● Short problem:
Show every line below where "services" can be found.

● Entries supplied:
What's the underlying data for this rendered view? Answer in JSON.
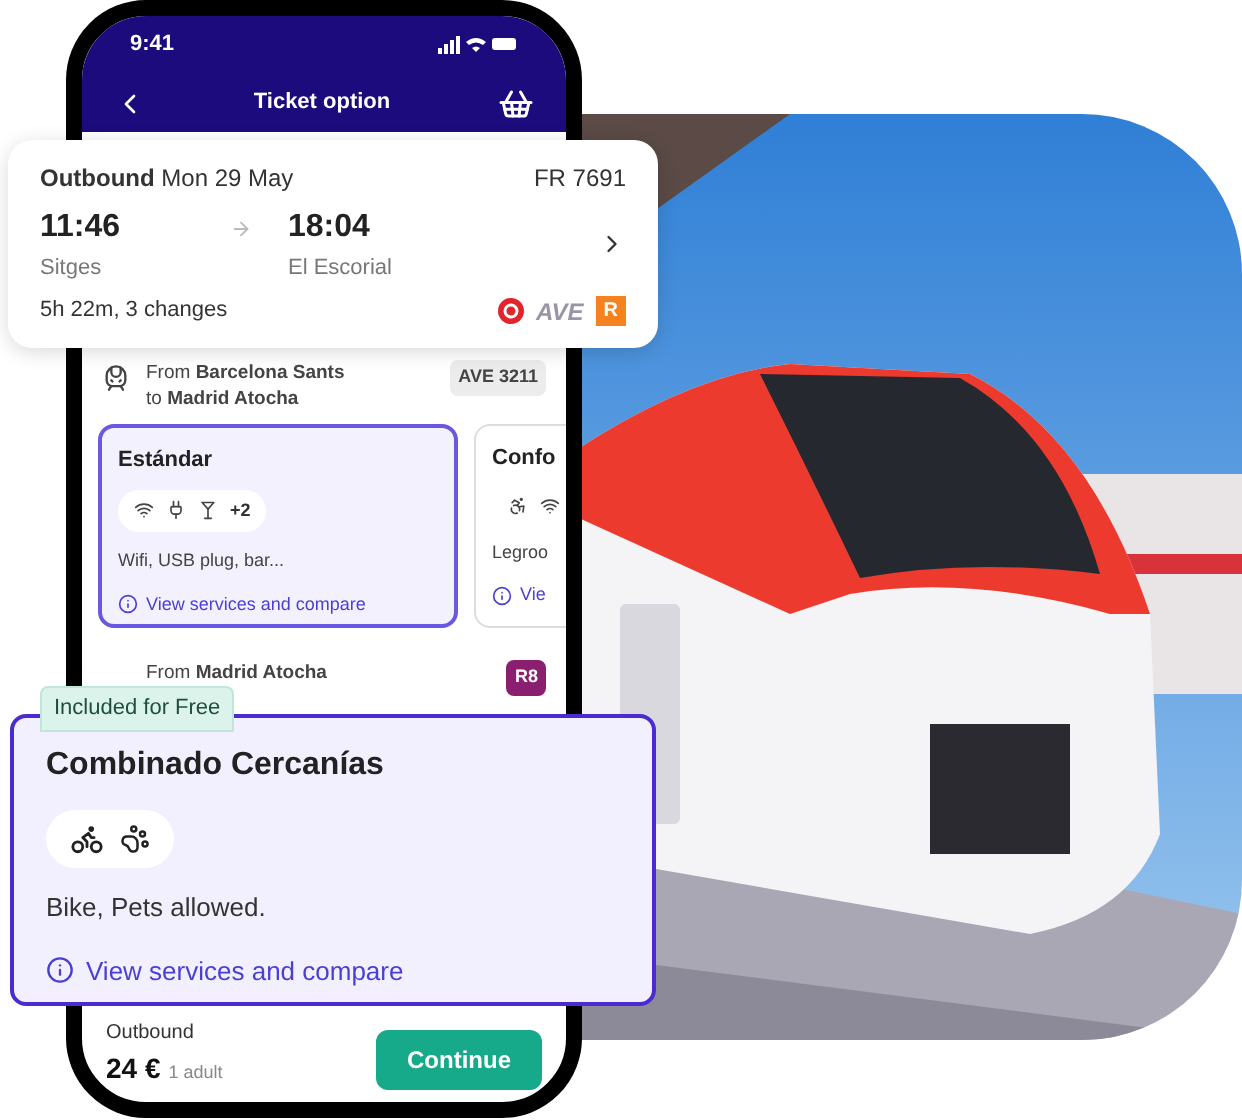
{
  "status_bar": {
    "time": "9:41"
  },
  "header": {
    "title": "Ticket option"
  },
  "journey_card": {
    "direction": "Outbound",
    "date": "Mon 29 May",
    "code": "FR 7691",
    "depart_time": "11:46",
    "arrive_time": "18:04",
    "from": "Sitges",
    "to": "El Escorial",
    "summary": "5h 22m, 3 changes",
    "operators": [
      "AVE",
      "R"
    ]
  },
  "legs": [
    {
      "lines": [
        "From **Barcelona Sants**",
        "to **Madrid Atocha**"
      ],
      "badge": "AVE 3211",
      "color": "#ececec"
    },
    {
      "lines": [
        "From **Madrid Atocha**"
      ],
      "badge": "R8",
      "color": "#8a1f6f"
    }
  ],
  "fares": [
    {
      "name": "Estándar",
      "more": "+2",
      "description": "Wifi, USB plug, bar...",
      "link": "View services and compare",
      "selected": true
    },
    {
      "name": "Confo",
      "description": "Legroo",
      "link": "Vie",
      "selected": false
    }
  ],
  "included_card": {
    "badge": "Included for Free",
    "title": "Combinado Cercanías",
    "description": "Bike, Pets allowed.",
    "link": "View services and compare"
  },
  "footer": {
    "label": "Outbound",
    "price": "24 €",
    "passengers": "1 adult",
    "button": "Continue"
  }
}
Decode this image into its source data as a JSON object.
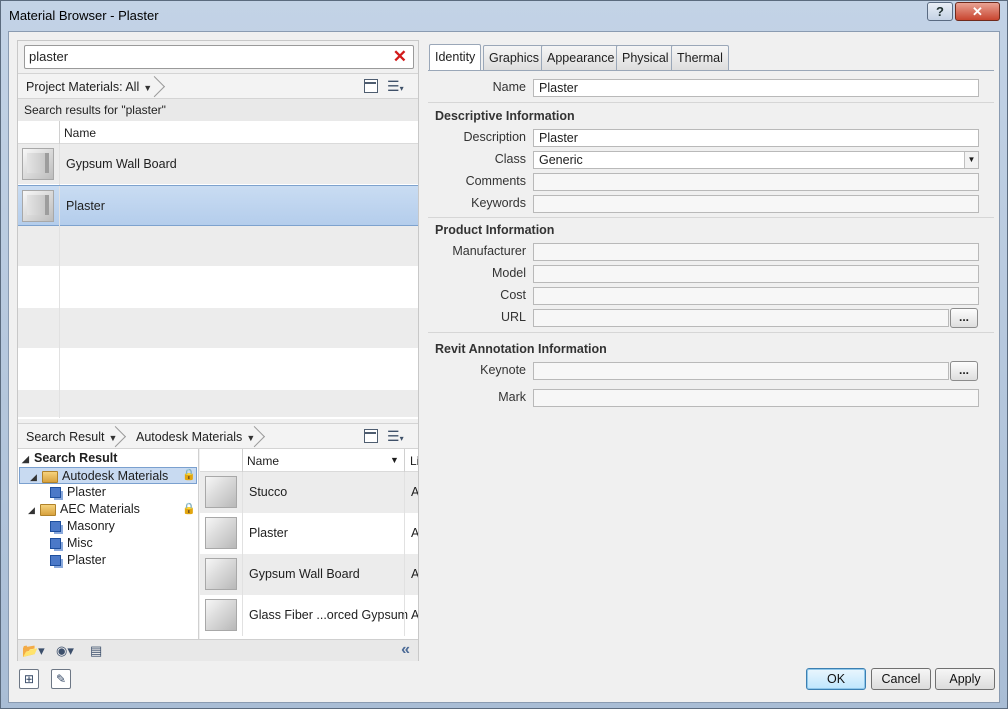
{
  "window": {
    "title": "Material Browser - Plaster",
    "help_label": "?",
    "close_label": "✕"
  },
  "search": {
    "value": "plaster",
    "clear_label": "✕"
  },
  "project_bar": {
    "filter_label": "Project Materials: All"
  },
  "results_label": "Search results for \"plaster\"",
  "project_grid": {
    "column": "Name",
    "rows": [
      {
        "name": "Gypsum Wall Board",
        "selected": false
      },
      {
        "name": "Plaster",
        "selected": true
      }
    ]
  },
  "library_bar": {
    "crumb1": "Search Result",
    "crumb2": "Autodesk Materials"
  },
  "tree": {
    "header": "Search Result",
    "nodes": [
      {
        "label": "Autodesk Materials",
        "type": "folder",
        "locked": true
      },
      {
        "label": "Plaster",
        "type": "material"
      },
      {
        "label": "AEC Materials",
        "type": "folder",
        "locked": true
      },
      {
        "label": "Masonry",
        "type": "material"
      },
      {
        "label": "Misc",
        "type": "material"
      },
      {
        "label": "Plaster",
        "type": "material"
      }
    ]
  },
  "library_grid": {
    "columns": [
      "Name",
      "Li"
    ],
    "rows": [
      {
        "name": "Stucco",
        "col2": "A"
      },
      {
        "name": "Plaster",
        "col2": "A"
      },
      {
        "name": "Gypsum Wall Board",
        "col2": "A"
      },
      {
        "name": "Glass Fiber ...orced Gypsum",
        "col2": "A"
      }
    ]
  },
  "tabs": [
    "Identity",
    "Graphics",
    "Appearance",
    "Physical",
    "Thermal"
  ],
  "active_tab": "Identity",
  "identity": {
    "name_label": "Name",
    "name_value": "Plaster",
    "descriptive": {
      "title": "Descriptive Information",
      "description_label": "Description",
      "description_value": "Plaster",
      "class_label": "Class",
      "class_value": "Generic",
      "comments_label": "Comments",
      "comments_value": "",
      "keywords_label": "Keywords",
      "keywords_value": ""
    },
    "product": {
      "title": "Product Information",
      "manufacturer_label": "Manufacturer",
      "model_label": "Model",
      "cost_label": "Cost",
      "url_label": "URL",
      "browse_label": "..."
    },
    "annotation": {
      "title": "Revit Annotation Information",
      "keynote_label": "Keynote",
      "mark_label": "Mark",
      "browse_label": "..."
    }
  },
  "footer": {
    "ok_label": "OK",
    "cancel_label": "Cancel",
    "apply_label": "Apply"
  },
  "colors": {
    "selection": "#b4cdec",
    "close": "#c8452f",
    "accent": "#3c7fb1"
  }
}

● Complete output:
      "link": "View services and compare",
    "link": "View services and compare"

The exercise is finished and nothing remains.